= Bertrand–Edgeworth model =

Economic Model

In microeconomics, the Bertrand–Edgeworth model of price-setting oligopoly explores what happens when firms compete to sell a homogeneous product (a good for which consumers buy only from the cheapest available seller) but face limits on how much they can supply. Unlike in the standard Bertrand competition model, where firms are assumed to meet all demand at their chosen price, the Bertrand–Edgeworth model assumes each firm has a capacity constraint: a fixed maximum output it can sell, regardless of price. This constraint may be physical (as in Edgeworth’s formulation) or may depend on price or other conditions.

A key result of the model is that pure-strategy price equilibria may fail to exist, even with just two firms, because firms have an incentive to undercut competitors' prices until they hit their capacity constraints. As a result, the model can lead to price cycles or the emergence of mixed-strategy equilibria, where firms randomize over prices.

==History==
Joseph Louis François Bertrand (1822–1900) developed the model of Bertrand competition in oligopoly. This approach was based on the assumption that there are at least two firms producing a homogenous product with constant marginal cost (this could be constant at some positive value, or with zero marginal cost as in Cournot). Consumers buy from the cheapest seller. The Bertrand–Nash equilibrium of this model is to have all (or at least two) firms setting the price equal to marginal cost. The argument is simple: if one firm sets a price above marginal cost then another firm can undercut it by a small amount (often called epsilon undercutting, where epsilon represents an arbitrarily small amount) thus the equilibrium is zero (this is sometimes called the Bertrand paradox).

The Bertrand approach assumes that firms are willing and able to supply all demand: there is no limit to the amount that they can produce or sell. Francis Ysidro Edgeworth considered the case where there is a limit to what firms can sell (a capacity constraint): he showed that if there is a fixed limit to what firms can sell, then there may exist no pure-strategy Nash equilibrium (this is sometimes called the Edgeworth paradox).

Martin Shubik developed the Bertrand–Edgeworth model to allow for the firm to be willing to supply only up to its profit maximizing output at the price which it set (under profit maximization this occurs when marginal cost equals price). He considered the case of strictly convex costs, where marginal cost is increasing in output. Shubik showed that if a Nash equilibrium exists, it must be the perfectly competitive price (where demand equals supply, and all firms set price equal to marginal cost). However, this can only happen if market demand is infinitely elastic (horizontal) at the competitive price. In general, as in the Edgeworth paradox, no pure-strategy Nash equilibrium will exist. Huw Dixon showed that in general a mixed strategy Nash equilibrium will exist when there are convex costs. Dixon’s proof used the Existence Theorem of Partha Dasgupta and Eric Maskin. Under Dixon's assumption of (weakly) convex costs, marginal cost will be non-decreasing. This is consistent with a cost function where marginal cost is flat for a range of outputs, marginal cost is smoothly increasing, or indeed where there is a kink in total cost so that marginal cost makes a discontinuous jump upwards.

§ **Direction**: According to the Bertrand–Edgeworth article above, which patterns of a cost function are consistent with Dixon's assumption of (weakly) convex costs?

§ **Data extract**:

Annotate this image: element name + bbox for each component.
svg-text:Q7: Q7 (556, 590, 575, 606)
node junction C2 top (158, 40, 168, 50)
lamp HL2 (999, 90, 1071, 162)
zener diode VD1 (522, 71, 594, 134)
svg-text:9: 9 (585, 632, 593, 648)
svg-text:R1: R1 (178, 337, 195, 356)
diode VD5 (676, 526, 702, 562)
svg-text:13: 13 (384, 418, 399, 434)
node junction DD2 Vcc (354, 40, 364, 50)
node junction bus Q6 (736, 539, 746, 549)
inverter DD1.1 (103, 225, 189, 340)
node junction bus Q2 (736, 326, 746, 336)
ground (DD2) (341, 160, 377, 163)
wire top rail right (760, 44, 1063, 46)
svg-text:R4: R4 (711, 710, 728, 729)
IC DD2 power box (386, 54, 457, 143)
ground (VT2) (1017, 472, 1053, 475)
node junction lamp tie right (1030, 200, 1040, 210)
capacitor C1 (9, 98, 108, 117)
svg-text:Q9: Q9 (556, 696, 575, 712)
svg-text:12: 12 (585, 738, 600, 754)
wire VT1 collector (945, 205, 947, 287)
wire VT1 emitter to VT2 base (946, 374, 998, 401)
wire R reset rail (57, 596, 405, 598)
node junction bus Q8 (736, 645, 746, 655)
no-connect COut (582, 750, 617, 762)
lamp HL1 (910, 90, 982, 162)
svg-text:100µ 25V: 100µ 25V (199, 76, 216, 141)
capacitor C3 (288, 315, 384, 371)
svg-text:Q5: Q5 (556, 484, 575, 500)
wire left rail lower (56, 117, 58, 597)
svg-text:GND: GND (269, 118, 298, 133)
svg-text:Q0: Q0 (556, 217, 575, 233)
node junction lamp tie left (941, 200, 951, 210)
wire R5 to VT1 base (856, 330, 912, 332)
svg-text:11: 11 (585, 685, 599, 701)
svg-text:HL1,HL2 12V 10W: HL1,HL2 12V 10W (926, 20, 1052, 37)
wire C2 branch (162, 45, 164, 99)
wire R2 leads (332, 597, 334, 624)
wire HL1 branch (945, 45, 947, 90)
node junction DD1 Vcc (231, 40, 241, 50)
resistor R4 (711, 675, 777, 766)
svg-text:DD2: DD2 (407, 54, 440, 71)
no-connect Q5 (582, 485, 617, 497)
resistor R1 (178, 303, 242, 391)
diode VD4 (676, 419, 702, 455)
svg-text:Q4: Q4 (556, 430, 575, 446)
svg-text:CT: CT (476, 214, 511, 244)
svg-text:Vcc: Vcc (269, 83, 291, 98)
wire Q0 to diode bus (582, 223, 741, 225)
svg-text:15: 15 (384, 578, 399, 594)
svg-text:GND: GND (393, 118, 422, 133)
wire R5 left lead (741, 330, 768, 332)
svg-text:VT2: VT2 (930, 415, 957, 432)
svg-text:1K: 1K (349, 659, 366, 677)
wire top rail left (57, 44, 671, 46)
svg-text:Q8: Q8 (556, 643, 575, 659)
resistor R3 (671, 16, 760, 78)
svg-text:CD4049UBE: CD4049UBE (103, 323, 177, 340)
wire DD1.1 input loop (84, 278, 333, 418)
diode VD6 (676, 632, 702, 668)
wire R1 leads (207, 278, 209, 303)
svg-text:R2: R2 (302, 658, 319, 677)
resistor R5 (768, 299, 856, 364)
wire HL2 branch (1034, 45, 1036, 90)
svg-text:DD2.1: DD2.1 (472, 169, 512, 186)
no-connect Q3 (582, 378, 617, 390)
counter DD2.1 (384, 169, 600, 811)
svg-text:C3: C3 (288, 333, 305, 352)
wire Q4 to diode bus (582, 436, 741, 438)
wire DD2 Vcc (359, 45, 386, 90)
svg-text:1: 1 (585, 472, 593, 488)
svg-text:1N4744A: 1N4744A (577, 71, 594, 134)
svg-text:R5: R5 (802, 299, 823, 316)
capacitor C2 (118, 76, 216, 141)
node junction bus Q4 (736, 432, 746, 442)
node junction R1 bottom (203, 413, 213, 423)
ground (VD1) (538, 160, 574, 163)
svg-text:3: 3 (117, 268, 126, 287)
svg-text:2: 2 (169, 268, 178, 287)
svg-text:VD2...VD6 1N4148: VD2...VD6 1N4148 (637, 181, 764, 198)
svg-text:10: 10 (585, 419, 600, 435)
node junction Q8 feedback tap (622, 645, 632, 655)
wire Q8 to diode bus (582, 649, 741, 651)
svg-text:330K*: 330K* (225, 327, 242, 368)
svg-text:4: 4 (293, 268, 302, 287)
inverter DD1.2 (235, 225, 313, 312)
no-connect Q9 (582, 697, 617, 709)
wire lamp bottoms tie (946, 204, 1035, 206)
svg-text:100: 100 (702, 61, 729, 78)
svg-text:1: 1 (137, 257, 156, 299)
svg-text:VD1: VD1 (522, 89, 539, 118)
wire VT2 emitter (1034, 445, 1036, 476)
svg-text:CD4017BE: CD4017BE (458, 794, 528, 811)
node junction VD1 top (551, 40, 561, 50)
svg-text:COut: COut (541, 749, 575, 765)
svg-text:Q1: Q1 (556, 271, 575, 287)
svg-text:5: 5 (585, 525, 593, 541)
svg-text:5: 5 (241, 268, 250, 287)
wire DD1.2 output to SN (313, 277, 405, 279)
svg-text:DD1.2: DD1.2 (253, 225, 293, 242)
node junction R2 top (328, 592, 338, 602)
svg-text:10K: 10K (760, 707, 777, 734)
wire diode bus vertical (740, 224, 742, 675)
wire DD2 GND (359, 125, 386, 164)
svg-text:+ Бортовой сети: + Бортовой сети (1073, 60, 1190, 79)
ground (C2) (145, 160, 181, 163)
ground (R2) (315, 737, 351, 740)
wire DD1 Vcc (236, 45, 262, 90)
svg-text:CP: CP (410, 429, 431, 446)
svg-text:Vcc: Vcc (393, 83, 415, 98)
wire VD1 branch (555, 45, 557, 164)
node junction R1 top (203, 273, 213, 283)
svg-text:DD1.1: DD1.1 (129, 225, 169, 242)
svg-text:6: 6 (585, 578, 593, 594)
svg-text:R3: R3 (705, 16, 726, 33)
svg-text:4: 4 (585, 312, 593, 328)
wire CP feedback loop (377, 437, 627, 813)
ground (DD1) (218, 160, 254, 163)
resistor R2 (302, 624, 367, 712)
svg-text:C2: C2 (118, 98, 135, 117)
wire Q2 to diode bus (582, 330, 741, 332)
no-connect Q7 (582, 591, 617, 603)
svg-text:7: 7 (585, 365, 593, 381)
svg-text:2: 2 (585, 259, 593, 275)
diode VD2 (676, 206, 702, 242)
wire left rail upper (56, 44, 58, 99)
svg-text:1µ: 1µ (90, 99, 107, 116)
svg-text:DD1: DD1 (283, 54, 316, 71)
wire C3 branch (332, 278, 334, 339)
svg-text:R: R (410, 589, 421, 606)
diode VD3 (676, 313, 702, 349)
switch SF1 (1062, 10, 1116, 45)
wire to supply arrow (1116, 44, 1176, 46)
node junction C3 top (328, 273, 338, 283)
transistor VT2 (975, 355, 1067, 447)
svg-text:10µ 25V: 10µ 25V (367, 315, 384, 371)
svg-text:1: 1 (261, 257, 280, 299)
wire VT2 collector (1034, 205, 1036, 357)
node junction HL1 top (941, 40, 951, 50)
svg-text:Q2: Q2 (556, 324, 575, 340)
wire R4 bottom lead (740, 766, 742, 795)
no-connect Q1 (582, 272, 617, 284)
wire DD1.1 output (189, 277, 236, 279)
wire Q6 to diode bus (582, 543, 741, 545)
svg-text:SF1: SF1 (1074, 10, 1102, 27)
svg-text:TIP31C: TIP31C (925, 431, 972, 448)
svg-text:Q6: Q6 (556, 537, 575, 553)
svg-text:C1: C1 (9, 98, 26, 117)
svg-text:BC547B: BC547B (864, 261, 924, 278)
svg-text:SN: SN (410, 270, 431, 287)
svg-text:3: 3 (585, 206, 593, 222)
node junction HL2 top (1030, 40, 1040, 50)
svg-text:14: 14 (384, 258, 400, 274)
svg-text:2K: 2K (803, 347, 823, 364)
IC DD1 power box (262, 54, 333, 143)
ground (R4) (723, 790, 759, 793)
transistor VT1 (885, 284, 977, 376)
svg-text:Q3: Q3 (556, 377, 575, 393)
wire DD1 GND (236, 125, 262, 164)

§ **Solution to this problem**:
- Marginal cost is flat for a range of outputs.
- Marginal cost is smoothly increasing.
- There is a kink in total cost, so marginal cost makes a discontinuous jump upwards.